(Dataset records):
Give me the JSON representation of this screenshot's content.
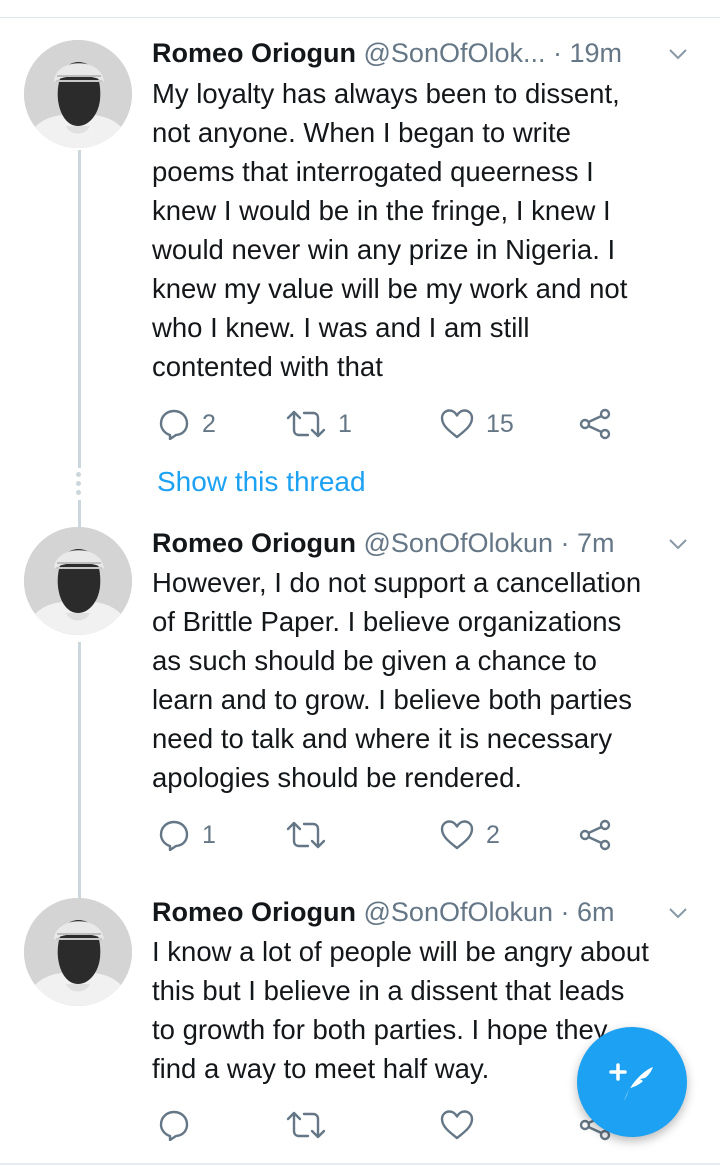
{
  "tweets": [
    {
      "name": "Romeo Oriogun",
      "handle": "@SonOfOlok...",
      "time": "· 19m",
      "lines": [
        "My loyalty has always been to dissent,",
        "not anyone. When I began to write",
        "poems that interrogated queerness I",
        "knew I would be in the fringe, I knew I",
        "would never win any prize in Nigeria. I",
        "knew my value will be my work and not",
        "who I knew. I was and I am still",
        "contented with that"
      ],
      "replies": "2",
      "retweets": "1",
      "likes": "15"
    },
    {
      "name": "Romeo Oriogun",
      "handle": "@SonOfOlokun",
      "time": "· 7m",
      "lines": [
        "However, I do not support a cancellation",
        "of Brittle Paper. I believe organizations",
        "as such should be given a chance to",
        "learn and to grow. I believe both parties",
        "need to talk and where it is necessary",
        "apologies should be rendered."
      ],
      "replies": "1",
      "retweets": "",
      "likes": "2"
    },
    {
      "name": "Romeo Oriogun",
      "handle": "@SonOfOlokun",
      "time": "· 6m",
      "lines": [
        "I know a lot of people will be angry about",
        "this but I believe in a dissent that leads",
        "to growth for both parties. I hope they",
        "find a way to meet half way."
      ],
      "replies": "",
      "retweets": "",
      "likes": ""
    }
  ],
  "show_thread": "Show this thread",
  "icons": {
    "reply": "reply-icon",
    "retweet": "retweet-icon",
    "like": "like-icon",
    "share": "share-icon",
    "caret": "chevron-down-icon",
    "compose": "compose-tweet-icon"
  },
  "colors": {
    "accent": "#1da1f2",
    "icon_gray": "#657786",
    "thread_line": "#ccd6dd"
  }
}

(Exercise requirements): List every line in the records above that contains the word "dissent".

(Result below):
        "My loyalty has always been to dissent,",
        "this but I believe in a dissent that leads",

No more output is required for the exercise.